→ **Written request**
Copy each line with the word "vero" in it.

======== Dataset excerpts ========

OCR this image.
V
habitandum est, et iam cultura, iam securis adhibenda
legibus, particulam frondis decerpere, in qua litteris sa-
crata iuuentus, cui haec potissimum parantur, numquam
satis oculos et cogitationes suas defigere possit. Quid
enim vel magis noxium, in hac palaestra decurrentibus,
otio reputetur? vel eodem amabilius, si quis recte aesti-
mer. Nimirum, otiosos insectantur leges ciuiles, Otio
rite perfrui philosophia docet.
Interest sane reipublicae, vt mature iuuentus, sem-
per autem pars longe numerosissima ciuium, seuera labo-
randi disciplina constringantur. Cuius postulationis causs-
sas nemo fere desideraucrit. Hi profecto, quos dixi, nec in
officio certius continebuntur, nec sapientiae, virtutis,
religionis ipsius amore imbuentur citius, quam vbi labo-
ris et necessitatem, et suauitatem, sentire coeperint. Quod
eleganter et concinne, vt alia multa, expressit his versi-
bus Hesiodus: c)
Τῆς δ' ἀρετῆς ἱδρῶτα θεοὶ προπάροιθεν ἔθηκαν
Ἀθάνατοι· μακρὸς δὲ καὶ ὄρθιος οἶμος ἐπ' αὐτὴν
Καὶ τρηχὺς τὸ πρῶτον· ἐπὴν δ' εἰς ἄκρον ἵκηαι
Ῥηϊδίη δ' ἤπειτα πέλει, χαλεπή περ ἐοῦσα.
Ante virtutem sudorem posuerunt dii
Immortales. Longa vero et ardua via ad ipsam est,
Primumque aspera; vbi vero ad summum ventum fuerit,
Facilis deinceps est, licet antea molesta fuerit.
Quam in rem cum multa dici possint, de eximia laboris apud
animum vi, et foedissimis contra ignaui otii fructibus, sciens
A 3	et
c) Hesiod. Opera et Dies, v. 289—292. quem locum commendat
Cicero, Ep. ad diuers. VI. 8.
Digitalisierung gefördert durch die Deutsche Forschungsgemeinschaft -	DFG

========

→ **Right answer**
Immortales. Longa vero et ardua via ad ipsam est,
Primumque aspera; vbi vero ad summum ventum fuerit,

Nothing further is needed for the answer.